##### Supplied material

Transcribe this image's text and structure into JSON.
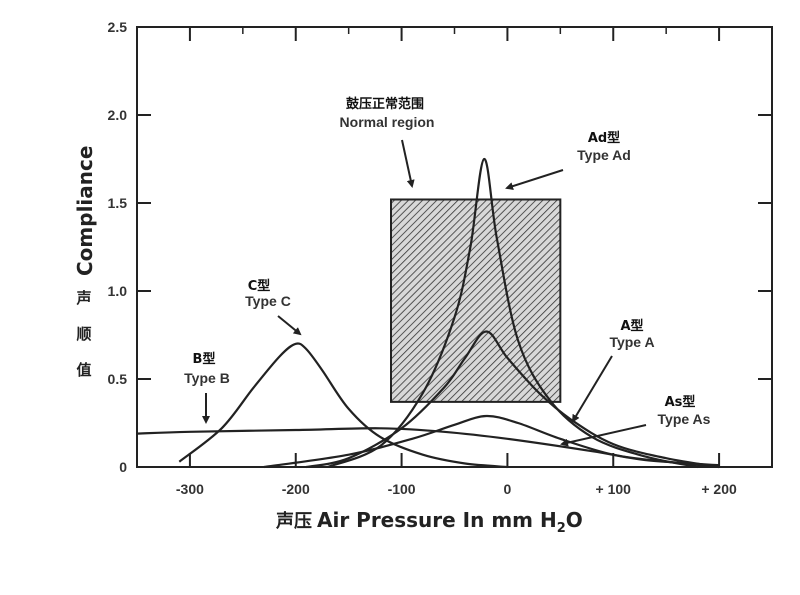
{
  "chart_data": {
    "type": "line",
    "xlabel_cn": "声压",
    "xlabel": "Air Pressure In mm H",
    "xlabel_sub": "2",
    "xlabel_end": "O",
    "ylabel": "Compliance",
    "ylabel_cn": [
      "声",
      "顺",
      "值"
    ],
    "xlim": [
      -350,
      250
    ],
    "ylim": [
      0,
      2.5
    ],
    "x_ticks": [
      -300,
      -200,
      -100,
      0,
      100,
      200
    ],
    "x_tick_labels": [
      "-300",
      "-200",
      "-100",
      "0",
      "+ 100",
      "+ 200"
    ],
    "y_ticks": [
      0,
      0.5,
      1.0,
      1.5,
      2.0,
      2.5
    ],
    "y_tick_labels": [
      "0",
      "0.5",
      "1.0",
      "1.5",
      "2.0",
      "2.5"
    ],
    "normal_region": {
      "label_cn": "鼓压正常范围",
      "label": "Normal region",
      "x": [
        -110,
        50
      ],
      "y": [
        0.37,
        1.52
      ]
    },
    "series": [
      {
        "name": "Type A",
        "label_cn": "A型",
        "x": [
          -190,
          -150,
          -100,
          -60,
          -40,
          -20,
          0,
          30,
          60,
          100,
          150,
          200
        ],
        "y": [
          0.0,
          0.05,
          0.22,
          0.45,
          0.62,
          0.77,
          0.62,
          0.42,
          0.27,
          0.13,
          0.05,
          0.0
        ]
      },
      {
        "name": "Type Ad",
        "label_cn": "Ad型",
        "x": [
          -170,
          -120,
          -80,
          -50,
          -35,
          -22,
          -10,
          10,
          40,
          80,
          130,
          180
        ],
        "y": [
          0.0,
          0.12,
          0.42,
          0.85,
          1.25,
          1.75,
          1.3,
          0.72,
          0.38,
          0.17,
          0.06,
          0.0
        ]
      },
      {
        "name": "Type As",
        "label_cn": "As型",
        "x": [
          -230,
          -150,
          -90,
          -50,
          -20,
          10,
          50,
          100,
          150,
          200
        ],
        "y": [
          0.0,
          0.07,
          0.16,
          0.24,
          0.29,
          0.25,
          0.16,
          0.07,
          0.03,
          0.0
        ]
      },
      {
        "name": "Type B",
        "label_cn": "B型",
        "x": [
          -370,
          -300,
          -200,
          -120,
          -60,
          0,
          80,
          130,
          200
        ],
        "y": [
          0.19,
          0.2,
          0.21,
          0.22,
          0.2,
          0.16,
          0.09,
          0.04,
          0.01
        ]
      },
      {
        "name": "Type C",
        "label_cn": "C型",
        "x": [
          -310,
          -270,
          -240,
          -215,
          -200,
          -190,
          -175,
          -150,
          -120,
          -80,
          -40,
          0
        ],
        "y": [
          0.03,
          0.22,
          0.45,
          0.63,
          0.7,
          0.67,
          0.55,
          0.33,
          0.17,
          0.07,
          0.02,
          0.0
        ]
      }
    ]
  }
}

##########
##### Supplied material

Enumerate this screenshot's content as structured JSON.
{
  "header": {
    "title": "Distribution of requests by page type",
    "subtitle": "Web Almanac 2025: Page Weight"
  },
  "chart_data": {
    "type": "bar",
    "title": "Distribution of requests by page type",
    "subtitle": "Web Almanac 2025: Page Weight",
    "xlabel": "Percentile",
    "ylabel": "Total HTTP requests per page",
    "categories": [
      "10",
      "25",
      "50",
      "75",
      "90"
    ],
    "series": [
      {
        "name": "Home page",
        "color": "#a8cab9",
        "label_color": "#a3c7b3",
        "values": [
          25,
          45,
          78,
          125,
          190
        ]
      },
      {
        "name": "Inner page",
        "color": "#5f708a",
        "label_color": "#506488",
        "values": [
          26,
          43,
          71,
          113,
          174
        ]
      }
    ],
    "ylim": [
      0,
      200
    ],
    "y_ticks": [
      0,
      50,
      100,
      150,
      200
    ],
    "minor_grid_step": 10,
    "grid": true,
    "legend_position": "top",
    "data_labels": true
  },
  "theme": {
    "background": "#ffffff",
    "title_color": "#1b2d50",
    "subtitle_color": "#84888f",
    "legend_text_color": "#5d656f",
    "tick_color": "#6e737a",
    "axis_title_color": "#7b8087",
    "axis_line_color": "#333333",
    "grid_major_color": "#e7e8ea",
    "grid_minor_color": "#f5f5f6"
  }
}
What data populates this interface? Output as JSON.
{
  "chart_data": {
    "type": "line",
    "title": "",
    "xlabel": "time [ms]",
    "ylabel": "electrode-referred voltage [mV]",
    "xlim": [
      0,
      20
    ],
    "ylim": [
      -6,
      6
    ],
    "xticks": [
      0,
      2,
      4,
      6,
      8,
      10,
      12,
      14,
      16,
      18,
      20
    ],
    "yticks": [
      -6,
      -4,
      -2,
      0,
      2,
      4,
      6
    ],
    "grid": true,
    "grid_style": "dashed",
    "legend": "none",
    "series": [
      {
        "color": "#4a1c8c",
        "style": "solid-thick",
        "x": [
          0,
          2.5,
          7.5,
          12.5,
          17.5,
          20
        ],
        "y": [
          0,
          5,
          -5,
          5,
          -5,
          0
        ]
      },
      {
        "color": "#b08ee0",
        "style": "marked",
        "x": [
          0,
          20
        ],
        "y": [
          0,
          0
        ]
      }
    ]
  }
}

##########
##### Supplied material

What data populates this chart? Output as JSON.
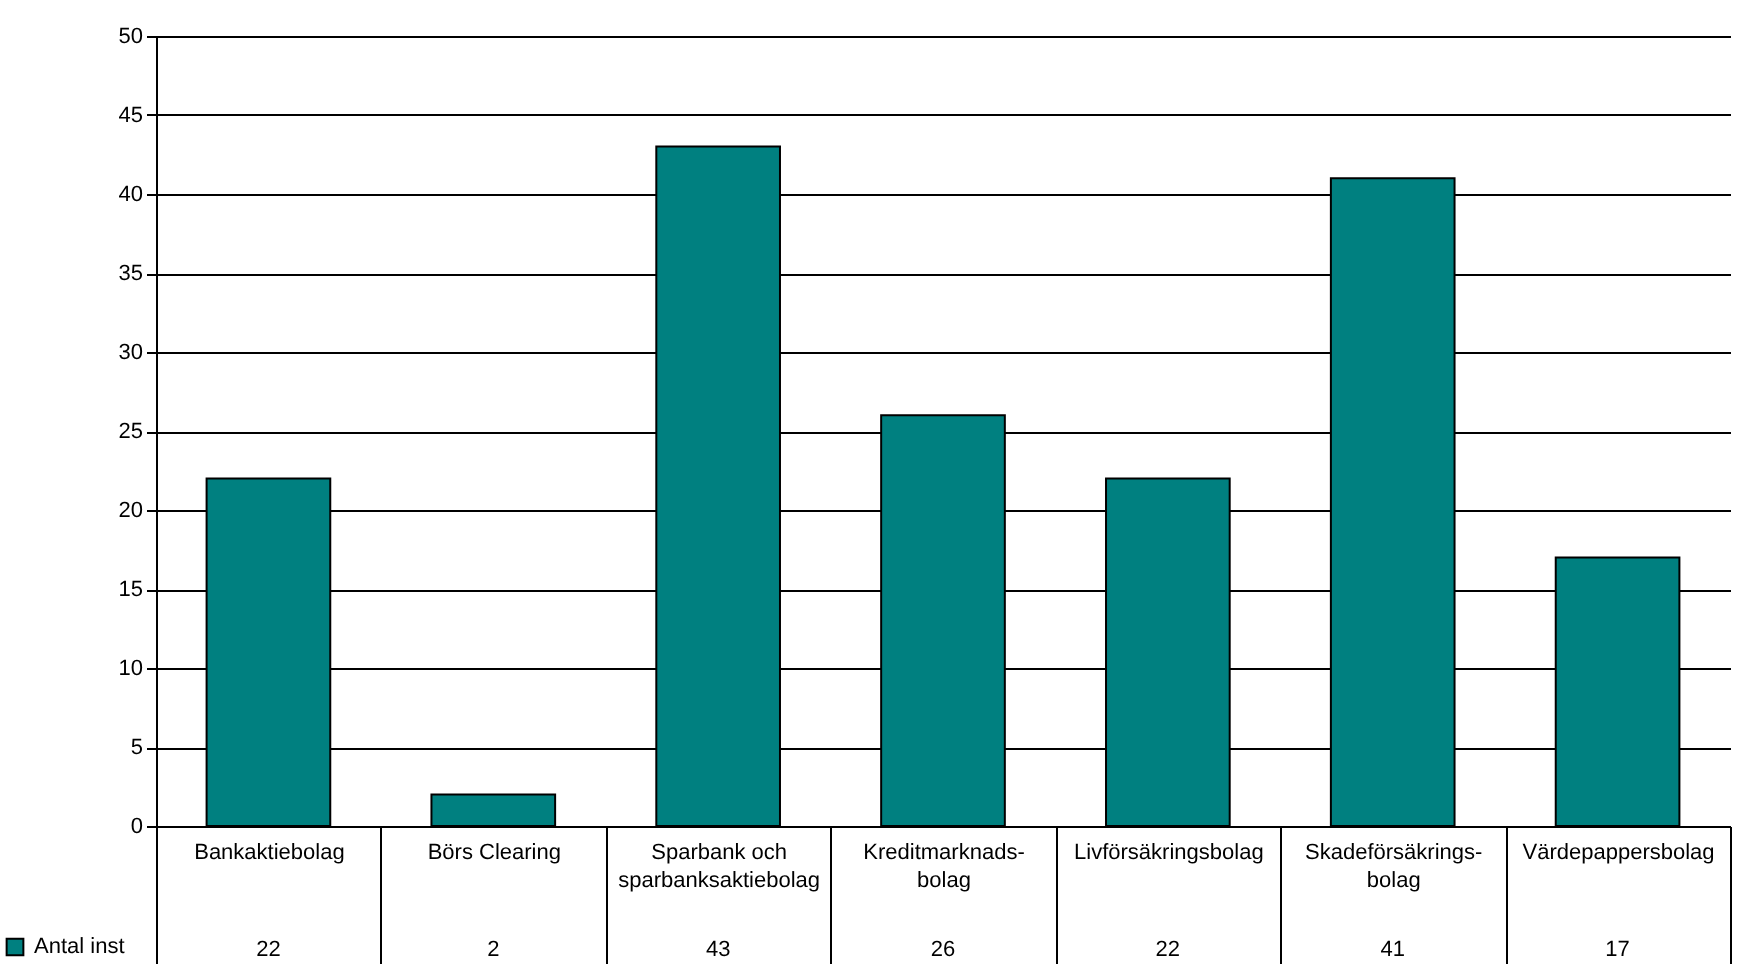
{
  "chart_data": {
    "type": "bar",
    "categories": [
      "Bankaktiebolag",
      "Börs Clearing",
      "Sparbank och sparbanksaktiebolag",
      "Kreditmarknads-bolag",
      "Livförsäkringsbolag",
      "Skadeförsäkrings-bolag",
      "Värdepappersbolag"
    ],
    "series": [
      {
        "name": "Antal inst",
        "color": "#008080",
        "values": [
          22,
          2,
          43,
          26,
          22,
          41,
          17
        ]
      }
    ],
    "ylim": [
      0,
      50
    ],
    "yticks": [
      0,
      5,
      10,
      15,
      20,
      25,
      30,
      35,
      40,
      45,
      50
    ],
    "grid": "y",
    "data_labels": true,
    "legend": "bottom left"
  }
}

##########

• [Your instructions]
Gather each line in the entries above where the string "What" is found.

• [Task output]
What data populates this interface? Output as JSON.
What data populates this chart? Output as JSON.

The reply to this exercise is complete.